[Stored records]
....

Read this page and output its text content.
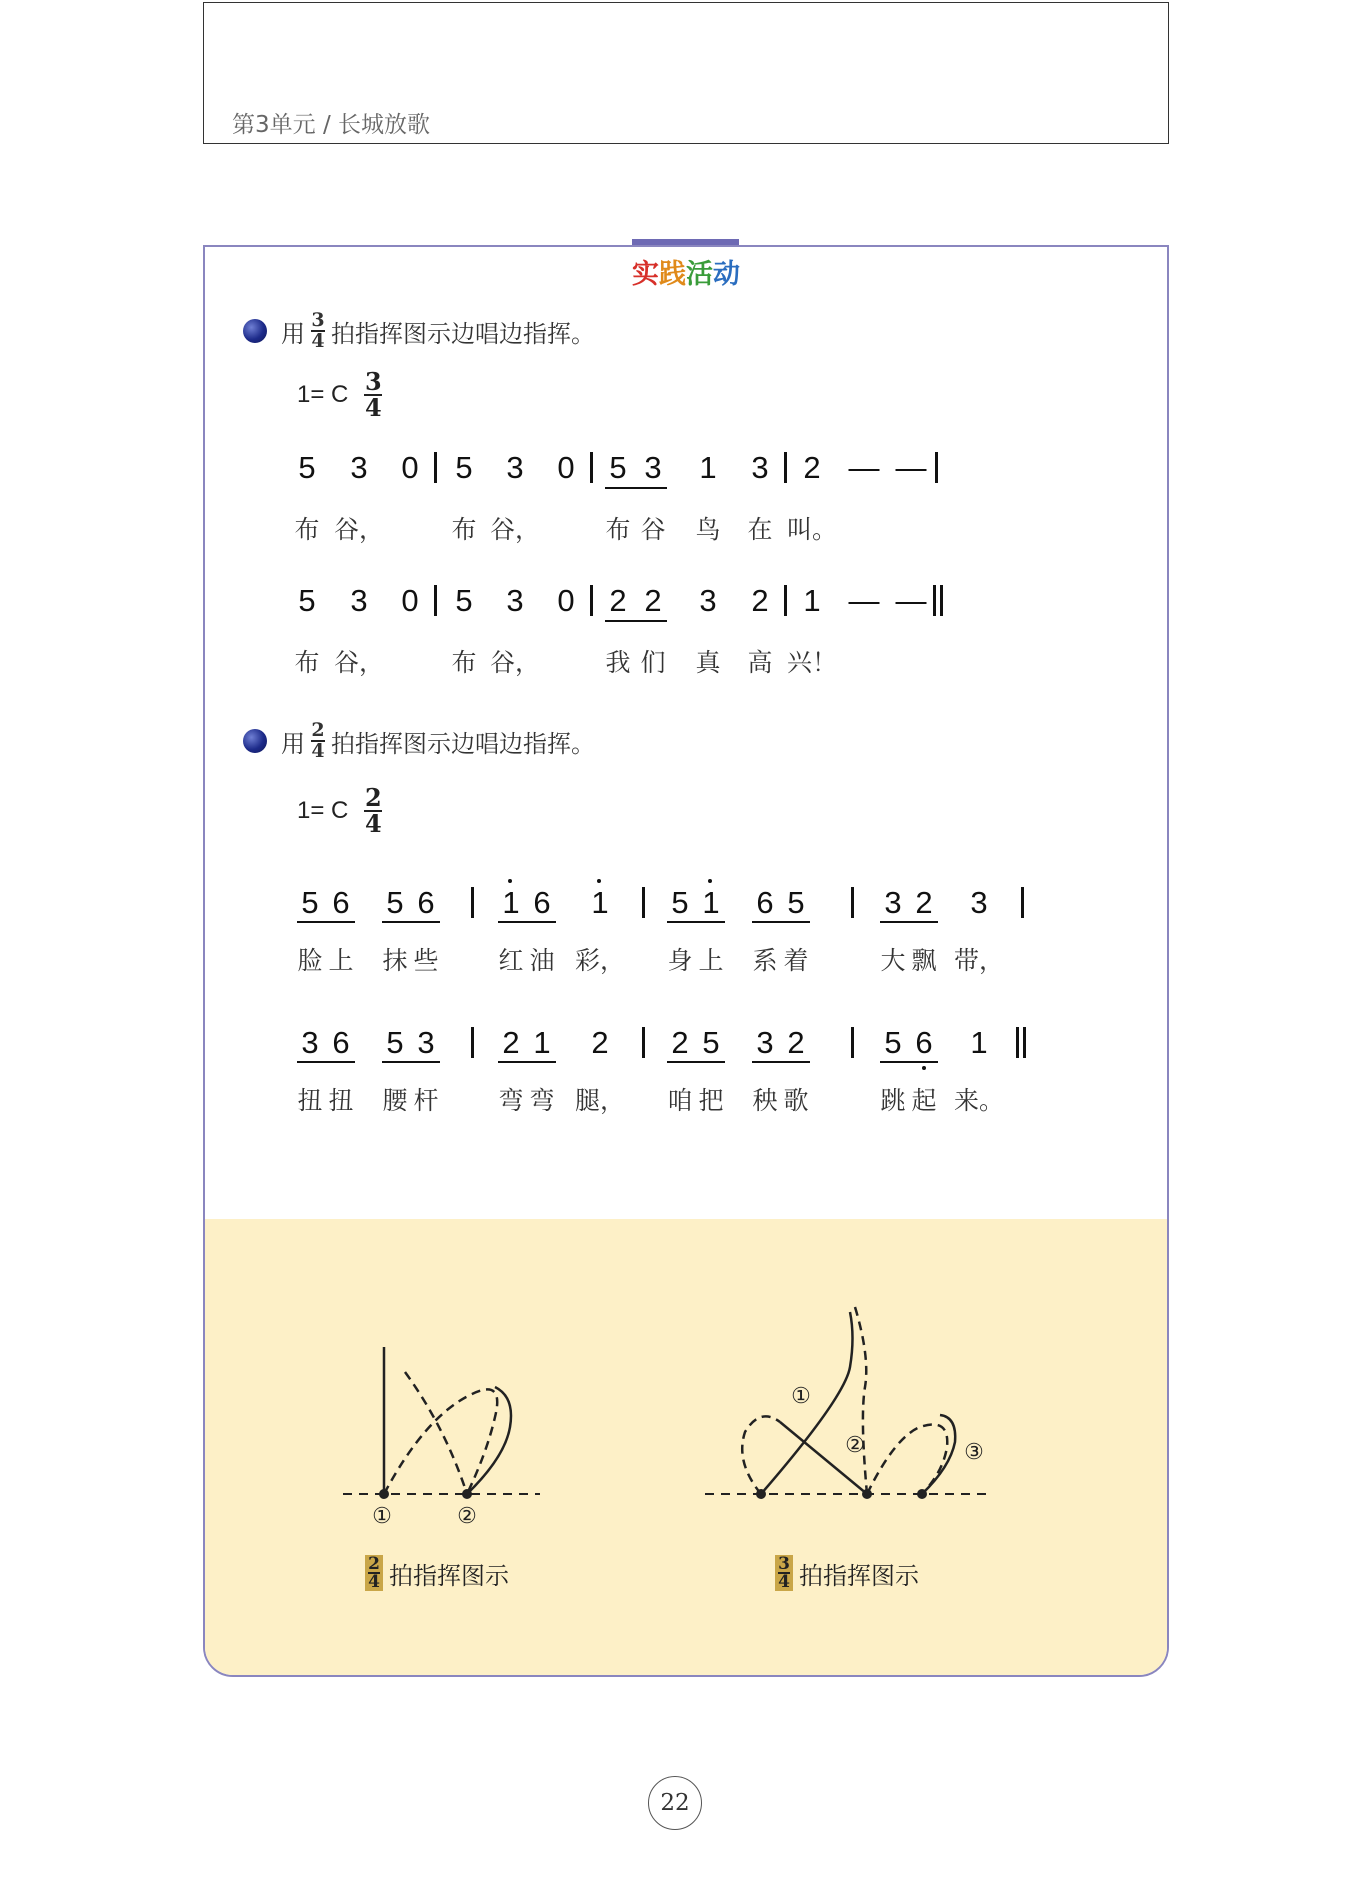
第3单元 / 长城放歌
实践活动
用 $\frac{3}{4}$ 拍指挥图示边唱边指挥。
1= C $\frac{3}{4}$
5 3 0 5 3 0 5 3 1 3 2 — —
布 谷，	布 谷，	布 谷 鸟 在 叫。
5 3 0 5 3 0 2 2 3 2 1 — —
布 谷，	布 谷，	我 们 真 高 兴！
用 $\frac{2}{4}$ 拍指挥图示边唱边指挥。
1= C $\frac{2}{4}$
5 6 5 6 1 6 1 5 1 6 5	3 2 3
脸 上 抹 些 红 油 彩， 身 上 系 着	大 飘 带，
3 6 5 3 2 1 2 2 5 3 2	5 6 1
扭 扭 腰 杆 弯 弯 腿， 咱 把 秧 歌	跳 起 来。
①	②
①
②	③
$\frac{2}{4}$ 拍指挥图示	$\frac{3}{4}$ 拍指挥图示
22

....

→ **Exercise objective**: Output the material word for word, omitting its pictures.

→ **Response to this exercise**:
Read this page and output its text content.
第3单元 / 长城放歌
实践活动
用 $\frac{3}{4}$ 拍指挥图示边唱边指挥。
1= C $\frac{3}{4}$
5 3 0 5 3 0 5 3 1 3 2 — —
布 谷，	布 谷，	布 谷 鸟 在 叫。
5 3 0 5 3 0 2 2 3 2 1 — —
布 谷，	布 谷，	我 们 真 高 兴！
用 $\frac{2}{4}$ 拍指挥图示边唱边指挥。
1= C $\frac{2}{4}$
5 6 5 6 1 6 1 5 1 6 5	3 2 3
脸 上 抹 些 红 油 彩， 身 上 系 着	大 飘 带，
3 6 5 3 2 1 2 2 5 3 2	5 6 1
扭 扭 腰 杆 弯 弯 腿， 咱 把 秧 歌	跳 起 来。
①	②
①
②	③
$\frac{2}{4}$ 拍指挥图示	$\frac{3}{4}$ 拍指挥图示
22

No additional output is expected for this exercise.